Please give the entries again in full and exactly, without any picture.

** START Information supplied **

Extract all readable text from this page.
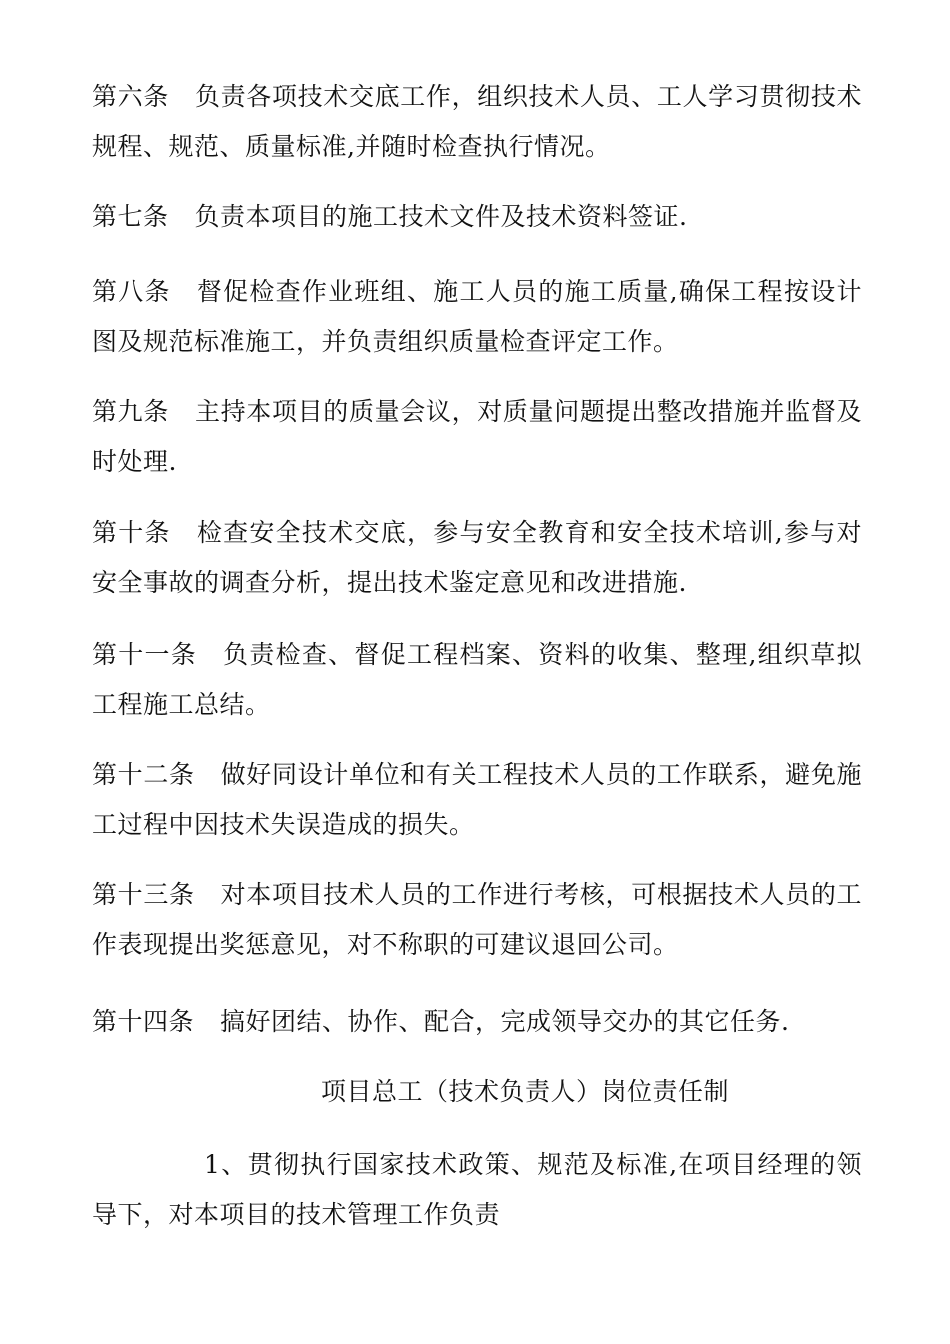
第六条 负责各项技术交底工作，组织技术人员、工人学习贯彻技术规程、规范、质量标准,并随时检查执行情况。

第七条 负责本项目的施工技术文件及技术资料签证.

第八条 督促检查作业班组、施工人员的施工质量,确保工程按设计图及规范标准施工，并负责组织质量检查评定工作。

第九条 主持本项目的质量会议，对质量问题提出整改措施并监督及时处理.

第十条 检查安全技术交底，参与安全教育和安全技术培训,参与对安全事故的调查分析，提出技术鉴定意见和改进措施.

第十一条 负责检查、督促工程档案、资料的收集、整理,组织草拟工程施工总结。

第十二条 做好同设计单位和有关工程技术人员的工作联系，避免施工过程中因技术失误造成的损失。

第十三条 对本项目技术人员的工作进行考核，可根据技术人员的工作表现提出奖惩意见，对不称职的可建议退回公司。

第十四条 搞好团结、协作、配合，完成领导交办的其它任务.

项目总工（技术负责人）岗位责任制

1、贯彻执行国家技术政策、规范及标准,在项目经理的领导下，对本项目的技术管理工作负责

** END Information supplied **

**Solution to the problem:**
Extract all readable text from this page.
第六条 负责各项技术交底工作，组织技术人员、工人学习贯彻技术规程、规范、质量标准,并随时检查执行情况。

第七条 负责本项目的施工技术文件及技术资料签证.

第八条 督促检查作业班组、施工人员的施工质量,确保工程按设计图及规范标准施工，并负责组织质量检查评定工作。

第九条 主持本项目的质量会议，对质量问题提出整改措施并监督及时处理.

第十条 检查安全技术交底，参与安全教育和安全技术培训,参与对安全事故的调查分析，提出技术鉴定意见和改进措施.

第十一条 负责检查、督促工程档案、资料的收集、整理,组织草拟工程施工总结。

第十二条 做好同设计单位和有关工程技术人员的工作联系，避免施工过程中因技术失误造成的损失。

第十三条 对本项目技术人员的工作进行考核，可根据技术人员的工作表现提出奖惩意见，对不称职的可建议退回公司。

第十四条 搞好团结、协作、配合，完成领导交办的其它任务.

项目总工（技术负责人）岗位责任制

1、贯彻执行国家技术政策、规范及标准,在项目经理的领导下，对本项目的技术管理工作负责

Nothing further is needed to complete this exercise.